*EXERCISE GOAL*: Present each line of the entries below that holds the word "title".

====== RECORD EXCERPTS ======

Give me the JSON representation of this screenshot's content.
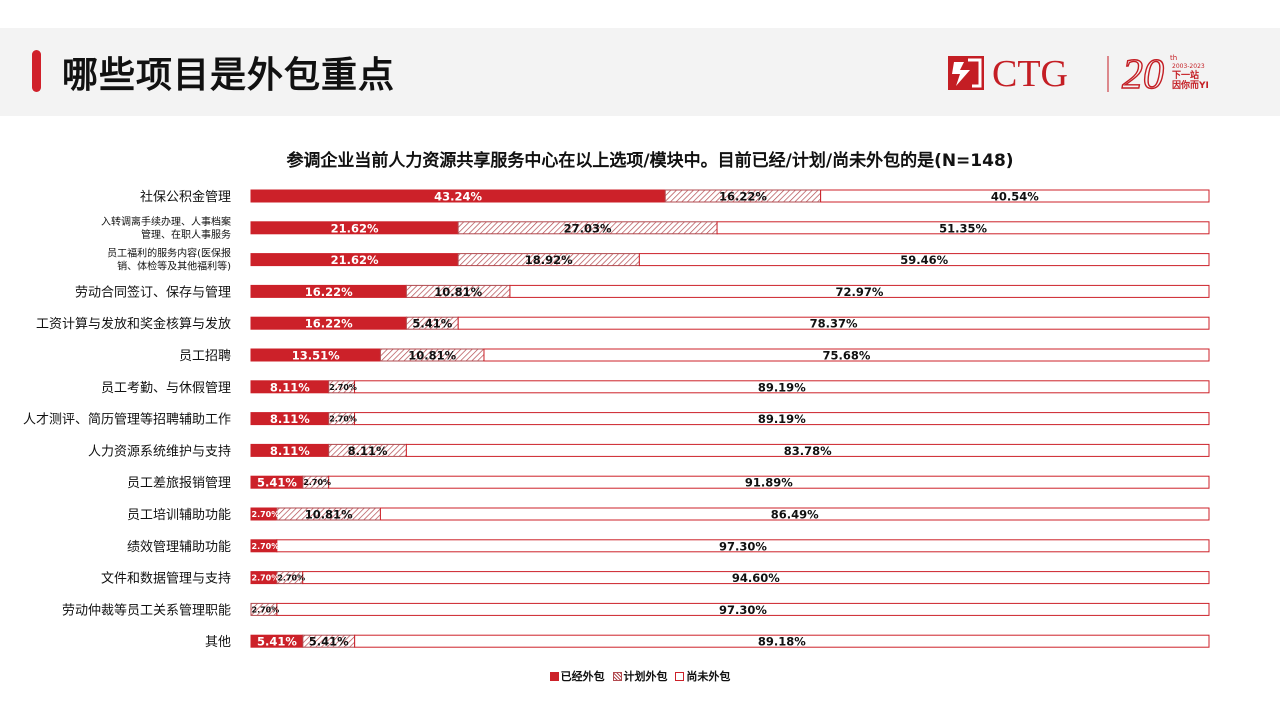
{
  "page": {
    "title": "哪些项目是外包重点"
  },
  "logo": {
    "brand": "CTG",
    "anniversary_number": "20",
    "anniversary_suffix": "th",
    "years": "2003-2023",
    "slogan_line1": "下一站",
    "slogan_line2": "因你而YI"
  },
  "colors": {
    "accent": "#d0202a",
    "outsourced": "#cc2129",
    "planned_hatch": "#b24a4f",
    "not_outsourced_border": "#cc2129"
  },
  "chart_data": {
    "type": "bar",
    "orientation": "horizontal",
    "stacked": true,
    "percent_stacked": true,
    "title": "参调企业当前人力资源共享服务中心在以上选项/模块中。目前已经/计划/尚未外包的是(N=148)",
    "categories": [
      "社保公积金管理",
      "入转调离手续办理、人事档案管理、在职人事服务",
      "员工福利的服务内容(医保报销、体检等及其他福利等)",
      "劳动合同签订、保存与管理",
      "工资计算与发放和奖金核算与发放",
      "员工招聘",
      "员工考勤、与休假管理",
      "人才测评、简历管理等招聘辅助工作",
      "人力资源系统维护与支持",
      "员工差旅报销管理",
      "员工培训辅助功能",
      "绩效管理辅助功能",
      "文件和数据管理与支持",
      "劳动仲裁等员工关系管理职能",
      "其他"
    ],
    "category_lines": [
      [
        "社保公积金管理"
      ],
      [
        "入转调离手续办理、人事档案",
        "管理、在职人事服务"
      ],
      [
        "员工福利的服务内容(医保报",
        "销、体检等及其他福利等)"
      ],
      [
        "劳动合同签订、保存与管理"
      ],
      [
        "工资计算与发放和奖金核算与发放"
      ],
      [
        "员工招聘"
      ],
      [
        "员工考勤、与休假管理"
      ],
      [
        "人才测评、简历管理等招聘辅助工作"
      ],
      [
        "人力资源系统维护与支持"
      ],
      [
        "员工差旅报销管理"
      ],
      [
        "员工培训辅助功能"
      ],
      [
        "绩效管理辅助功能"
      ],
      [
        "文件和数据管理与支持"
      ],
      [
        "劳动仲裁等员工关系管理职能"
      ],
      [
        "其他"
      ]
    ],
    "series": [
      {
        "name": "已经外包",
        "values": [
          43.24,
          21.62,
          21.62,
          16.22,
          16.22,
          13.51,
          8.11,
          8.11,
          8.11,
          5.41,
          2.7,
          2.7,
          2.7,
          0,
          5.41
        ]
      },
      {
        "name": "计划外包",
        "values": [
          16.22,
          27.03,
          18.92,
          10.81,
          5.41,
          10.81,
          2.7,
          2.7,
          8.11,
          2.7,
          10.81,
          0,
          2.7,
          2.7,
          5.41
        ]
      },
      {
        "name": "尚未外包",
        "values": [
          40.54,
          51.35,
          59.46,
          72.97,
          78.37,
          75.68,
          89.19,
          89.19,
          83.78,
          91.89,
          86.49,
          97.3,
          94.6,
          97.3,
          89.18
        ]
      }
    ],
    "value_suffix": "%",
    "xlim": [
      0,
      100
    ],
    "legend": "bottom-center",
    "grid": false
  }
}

======

*REPLY TO THE TASK*:
    "title": "哪些项目是外包重点"
    "title": "参调企业当前人力资源共享服务中心在以上选项/模块中。目前已经/计划/尚未外包的是(N=148)",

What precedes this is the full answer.